▸ TASK REQUIREMENTS: Write out the whole listing again, exactly.

▸ DATA TO PROCESS:
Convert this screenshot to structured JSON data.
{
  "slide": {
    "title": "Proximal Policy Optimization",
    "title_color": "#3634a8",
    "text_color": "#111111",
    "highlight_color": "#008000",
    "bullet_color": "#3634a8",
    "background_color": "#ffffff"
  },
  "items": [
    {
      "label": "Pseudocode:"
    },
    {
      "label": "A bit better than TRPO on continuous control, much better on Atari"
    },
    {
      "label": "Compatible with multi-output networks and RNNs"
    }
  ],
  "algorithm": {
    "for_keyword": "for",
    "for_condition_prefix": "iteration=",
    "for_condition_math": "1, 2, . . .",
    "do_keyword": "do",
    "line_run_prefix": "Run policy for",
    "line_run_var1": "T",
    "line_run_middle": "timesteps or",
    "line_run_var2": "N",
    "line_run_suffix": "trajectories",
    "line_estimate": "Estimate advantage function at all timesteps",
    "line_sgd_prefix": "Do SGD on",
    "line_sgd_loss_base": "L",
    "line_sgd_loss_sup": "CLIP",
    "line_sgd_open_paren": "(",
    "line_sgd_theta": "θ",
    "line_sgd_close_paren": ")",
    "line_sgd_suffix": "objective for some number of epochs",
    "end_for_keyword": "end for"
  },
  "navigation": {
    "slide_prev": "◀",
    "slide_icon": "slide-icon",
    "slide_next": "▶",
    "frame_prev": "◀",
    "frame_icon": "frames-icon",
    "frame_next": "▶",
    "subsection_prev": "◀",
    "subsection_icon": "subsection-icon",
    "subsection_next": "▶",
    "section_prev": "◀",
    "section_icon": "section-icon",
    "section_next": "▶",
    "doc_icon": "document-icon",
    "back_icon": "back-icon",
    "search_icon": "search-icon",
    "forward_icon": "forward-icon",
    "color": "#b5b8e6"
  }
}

▸ PROBLEM SOLUTION:
Convert this screenshot to structured JSON data.
{
  "slide": {
    "title": "Proximal Policy Optimization",
    "title_color": "#3634a8",
    "text_color": "#111111",
    "highlight_color": "#008000",
    "bullet_color": "#3634a8",
    "background_color": "#ffffff"
  },
  "items": [
    {
      "label": "Pseudocode:"
    },
    {
      "label": "A bit better than TRPO on continuous control, much better on Atari"
    },
    {
      "label": "Compatible with multi-output networks and RNNs"
    }
  ],
  "algorithm": {
    "for_keyword": "for",
    "for_condition_prefix": "iteration=",
    "for_condition_math": "1, 2, . . .",
    "do_keyword": "do",
    "line_run_prefix": "Run policy for",
    "line_run_var1": "T",
    "line_run_middle": "timesteps or",
    "line_run_var2": "N",
    "line_run_suffix": "trajectories",
    "line_estimate": "Estimate advantage function at all timesteps",
    "line_sgd_prefix": "Do SGD on",
    "line_sgd_loss_base": "L",
    "line_sgd_loss_sup": "CLIP",
    "line_sgd_open_paren": "(",
    "line_sgd_theta": "θ",
    "line_sgd_close_paren": ")",
    "line_sgd_suffix": "objective for some number of epochs",
    "end_for_keyword": "end for"
  },
  "navigation": {
    "slide_prev": "◀",
    "slide_icon": "slide-icon",
    "slide_next": "▶",
    "frame_prev": "◀",
    "frame_icon": "frames-icon",
    "frame_next": "▶",
    "subsection_prev": "◀",
    "subsection_icon": "subsection-icon",
    "subsection_next": "▶",
    "section_prev": "◀",
    "section_icon": "section-icon",
    "section_next": "▶",
    "doc_icon": "document-icon",
    "back_icon": "back-icon",
    "search_icon": "search-icon",
    "forward_icon": "forward-icon",
    "color": "#b5b8e6"
  }
}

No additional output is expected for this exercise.